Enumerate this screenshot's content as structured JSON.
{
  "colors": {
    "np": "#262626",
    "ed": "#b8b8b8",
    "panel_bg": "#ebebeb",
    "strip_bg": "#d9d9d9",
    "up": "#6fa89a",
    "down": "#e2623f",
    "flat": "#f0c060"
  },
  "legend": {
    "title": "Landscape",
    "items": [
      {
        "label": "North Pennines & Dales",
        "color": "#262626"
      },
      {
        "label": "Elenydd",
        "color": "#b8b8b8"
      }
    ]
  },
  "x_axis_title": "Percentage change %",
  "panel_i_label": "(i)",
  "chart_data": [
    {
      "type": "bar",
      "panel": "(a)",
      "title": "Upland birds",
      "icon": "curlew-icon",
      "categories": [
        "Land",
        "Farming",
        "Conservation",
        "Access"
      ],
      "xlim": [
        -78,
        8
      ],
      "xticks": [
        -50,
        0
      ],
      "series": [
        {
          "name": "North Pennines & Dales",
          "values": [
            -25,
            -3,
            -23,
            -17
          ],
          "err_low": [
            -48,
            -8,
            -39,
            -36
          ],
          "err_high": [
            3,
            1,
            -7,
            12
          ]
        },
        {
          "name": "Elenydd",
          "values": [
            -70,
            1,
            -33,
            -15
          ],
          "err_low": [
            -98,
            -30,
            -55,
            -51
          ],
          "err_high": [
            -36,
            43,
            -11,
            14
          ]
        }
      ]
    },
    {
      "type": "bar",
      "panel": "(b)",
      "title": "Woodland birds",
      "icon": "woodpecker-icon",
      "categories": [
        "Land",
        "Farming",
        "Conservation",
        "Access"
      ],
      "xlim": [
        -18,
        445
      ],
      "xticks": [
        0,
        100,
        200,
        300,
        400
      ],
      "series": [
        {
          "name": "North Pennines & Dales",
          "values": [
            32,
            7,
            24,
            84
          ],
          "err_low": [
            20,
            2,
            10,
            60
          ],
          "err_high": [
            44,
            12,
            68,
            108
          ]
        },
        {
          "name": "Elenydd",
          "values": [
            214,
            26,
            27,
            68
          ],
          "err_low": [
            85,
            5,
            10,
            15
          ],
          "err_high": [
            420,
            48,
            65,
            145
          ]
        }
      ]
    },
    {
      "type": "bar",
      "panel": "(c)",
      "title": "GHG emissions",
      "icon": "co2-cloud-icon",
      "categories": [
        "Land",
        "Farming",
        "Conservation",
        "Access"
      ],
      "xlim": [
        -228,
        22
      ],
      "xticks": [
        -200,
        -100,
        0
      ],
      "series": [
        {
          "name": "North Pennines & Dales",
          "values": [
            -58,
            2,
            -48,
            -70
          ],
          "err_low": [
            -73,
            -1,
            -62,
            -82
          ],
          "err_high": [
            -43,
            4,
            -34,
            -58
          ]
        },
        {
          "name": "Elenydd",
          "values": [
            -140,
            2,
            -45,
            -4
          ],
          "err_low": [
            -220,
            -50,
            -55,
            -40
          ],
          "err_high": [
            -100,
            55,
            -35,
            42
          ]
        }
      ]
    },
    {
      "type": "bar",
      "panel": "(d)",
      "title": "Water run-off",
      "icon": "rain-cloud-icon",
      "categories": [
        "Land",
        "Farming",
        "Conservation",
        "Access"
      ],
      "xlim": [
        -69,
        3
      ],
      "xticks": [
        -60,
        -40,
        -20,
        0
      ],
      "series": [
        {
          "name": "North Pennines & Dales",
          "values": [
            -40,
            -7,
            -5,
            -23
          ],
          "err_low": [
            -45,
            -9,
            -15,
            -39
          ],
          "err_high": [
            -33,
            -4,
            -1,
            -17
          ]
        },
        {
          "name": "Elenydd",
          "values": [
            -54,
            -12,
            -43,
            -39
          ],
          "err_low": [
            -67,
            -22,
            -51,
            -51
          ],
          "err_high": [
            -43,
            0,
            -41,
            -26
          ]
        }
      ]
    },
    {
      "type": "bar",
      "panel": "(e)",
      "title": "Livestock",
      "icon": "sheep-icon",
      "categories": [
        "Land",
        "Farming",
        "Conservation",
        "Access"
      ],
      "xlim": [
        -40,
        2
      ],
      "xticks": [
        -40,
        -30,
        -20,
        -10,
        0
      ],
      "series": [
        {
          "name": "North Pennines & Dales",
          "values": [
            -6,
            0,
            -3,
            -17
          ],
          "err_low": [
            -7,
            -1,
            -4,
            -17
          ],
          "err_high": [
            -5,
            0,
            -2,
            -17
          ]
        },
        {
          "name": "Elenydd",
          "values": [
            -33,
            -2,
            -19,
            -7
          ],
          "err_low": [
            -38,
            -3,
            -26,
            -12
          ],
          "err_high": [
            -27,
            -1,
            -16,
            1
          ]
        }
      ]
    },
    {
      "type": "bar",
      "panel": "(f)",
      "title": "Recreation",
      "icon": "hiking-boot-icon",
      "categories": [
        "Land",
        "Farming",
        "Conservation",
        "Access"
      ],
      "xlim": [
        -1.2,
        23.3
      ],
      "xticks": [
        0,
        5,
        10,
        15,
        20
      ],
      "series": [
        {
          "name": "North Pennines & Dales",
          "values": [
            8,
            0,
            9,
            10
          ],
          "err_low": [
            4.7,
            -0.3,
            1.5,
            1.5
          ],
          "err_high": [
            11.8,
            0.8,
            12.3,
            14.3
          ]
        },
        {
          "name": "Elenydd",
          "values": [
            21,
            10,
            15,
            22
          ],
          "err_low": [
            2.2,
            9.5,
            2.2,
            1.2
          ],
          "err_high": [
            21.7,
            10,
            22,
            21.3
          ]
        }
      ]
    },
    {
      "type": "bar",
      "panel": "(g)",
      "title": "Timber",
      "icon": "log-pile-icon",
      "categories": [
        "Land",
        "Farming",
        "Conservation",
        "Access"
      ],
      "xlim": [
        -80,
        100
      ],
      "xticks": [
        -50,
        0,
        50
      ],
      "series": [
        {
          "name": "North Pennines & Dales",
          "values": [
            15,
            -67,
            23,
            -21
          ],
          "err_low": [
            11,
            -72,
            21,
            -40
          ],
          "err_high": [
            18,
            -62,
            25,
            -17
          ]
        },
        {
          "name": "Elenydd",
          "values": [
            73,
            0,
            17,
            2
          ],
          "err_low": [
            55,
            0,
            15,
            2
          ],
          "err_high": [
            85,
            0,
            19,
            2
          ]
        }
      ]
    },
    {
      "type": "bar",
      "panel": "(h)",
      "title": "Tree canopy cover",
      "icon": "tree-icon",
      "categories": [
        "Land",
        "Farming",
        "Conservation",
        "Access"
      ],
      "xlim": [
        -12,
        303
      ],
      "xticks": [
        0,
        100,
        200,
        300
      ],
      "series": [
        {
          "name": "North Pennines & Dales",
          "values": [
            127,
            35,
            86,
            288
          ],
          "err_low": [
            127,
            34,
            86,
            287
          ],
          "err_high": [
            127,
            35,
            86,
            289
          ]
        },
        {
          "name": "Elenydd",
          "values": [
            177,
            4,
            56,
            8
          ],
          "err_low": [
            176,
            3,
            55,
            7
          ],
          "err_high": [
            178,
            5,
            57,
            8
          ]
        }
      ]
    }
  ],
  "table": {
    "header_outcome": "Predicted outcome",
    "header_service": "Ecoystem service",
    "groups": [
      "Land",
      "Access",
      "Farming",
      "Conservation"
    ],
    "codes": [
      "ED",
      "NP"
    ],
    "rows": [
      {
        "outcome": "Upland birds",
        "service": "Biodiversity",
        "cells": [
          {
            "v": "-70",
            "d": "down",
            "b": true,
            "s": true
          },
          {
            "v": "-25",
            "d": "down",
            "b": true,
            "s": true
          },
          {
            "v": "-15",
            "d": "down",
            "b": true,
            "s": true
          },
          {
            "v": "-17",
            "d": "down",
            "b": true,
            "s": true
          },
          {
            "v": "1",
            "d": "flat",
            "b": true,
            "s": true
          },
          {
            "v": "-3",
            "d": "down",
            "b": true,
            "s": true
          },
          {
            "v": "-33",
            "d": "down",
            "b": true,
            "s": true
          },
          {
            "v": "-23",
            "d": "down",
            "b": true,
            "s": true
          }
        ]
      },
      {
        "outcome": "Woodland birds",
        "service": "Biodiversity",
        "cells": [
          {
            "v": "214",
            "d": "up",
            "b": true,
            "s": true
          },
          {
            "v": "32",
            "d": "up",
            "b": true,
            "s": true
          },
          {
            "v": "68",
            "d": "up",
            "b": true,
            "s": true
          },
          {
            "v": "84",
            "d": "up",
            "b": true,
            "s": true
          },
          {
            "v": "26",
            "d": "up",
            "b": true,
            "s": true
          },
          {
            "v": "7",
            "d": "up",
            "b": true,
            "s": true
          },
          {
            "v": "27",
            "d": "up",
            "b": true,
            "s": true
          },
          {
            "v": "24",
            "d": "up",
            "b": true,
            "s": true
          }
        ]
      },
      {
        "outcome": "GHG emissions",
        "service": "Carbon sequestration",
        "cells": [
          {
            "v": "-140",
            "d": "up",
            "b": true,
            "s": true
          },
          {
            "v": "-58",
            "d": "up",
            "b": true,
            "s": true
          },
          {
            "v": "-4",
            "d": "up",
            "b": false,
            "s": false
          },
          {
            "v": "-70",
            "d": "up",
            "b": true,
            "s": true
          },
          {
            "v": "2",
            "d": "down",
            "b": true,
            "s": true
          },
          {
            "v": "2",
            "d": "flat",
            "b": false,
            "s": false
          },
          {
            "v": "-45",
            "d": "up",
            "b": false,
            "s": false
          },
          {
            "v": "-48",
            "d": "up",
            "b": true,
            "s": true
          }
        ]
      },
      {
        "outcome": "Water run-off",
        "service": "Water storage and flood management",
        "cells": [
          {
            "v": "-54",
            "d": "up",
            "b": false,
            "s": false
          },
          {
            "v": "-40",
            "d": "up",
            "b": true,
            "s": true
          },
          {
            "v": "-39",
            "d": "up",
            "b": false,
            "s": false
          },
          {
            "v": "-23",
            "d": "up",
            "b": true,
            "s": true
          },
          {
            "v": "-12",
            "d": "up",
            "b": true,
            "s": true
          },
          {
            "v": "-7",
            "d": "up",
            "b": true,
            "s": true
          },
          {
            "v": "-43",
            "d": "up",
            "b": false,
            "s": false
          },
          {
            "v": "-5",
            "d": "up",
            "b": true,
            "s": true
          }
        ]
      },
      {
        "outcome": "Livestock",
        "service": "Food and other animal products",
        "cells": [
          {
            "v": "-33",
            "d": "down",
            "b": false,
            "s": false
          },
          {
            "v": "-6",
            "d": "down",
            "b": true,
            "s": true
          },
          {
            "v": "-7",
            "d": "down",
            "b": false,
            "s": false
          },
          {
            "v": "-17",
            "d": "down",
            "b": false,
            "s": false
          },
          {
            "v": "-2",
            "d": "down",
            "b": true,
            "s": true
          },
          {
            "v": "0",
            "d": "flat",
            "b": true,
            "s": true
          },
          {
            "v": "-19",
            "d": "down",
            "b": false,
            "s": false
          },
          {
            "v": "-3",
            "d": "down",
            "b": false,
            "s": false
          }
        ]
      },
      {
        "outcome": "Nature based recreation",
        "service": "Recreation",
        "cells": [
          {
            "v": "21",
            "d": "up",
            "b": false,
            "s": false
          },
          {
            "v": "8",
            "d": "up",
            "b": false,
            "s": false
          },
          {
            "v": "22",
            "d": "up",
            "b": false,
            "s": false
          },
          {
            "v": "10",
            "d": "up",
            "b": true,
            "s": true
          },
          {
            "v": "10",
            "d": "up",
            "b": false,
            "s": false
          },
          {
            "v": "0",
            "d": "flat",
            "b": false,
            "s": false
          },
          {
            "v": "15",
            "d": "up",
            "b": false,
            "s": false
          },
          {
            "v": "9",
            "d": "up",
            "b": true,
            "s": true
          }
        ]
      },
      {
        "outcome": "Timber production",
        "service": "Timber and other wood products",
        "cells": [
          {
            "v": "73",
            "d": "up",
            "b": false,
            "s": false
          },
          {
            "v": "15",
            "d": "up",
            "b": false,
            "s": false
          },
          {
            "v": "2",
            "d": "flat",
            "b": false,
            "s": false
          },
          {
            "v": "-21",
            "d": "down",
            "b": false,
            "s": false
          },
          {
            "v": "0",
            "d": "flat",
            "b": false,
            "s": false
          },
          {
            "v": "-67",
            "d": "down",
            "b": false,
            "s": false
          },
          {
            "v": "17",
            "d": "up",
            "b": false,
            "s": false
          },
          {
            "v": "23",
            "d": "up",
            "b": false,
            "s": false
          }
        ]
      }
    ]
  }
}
┄┄┄┄┄┄
> OBJECTIVE: Scan the lines for the string "Water". Pick out every line that has it.

> FINAL RESULT:
      "title": "Water run-off",
        "outcome": "Water run-off",
        "service": "Water storage and flood management",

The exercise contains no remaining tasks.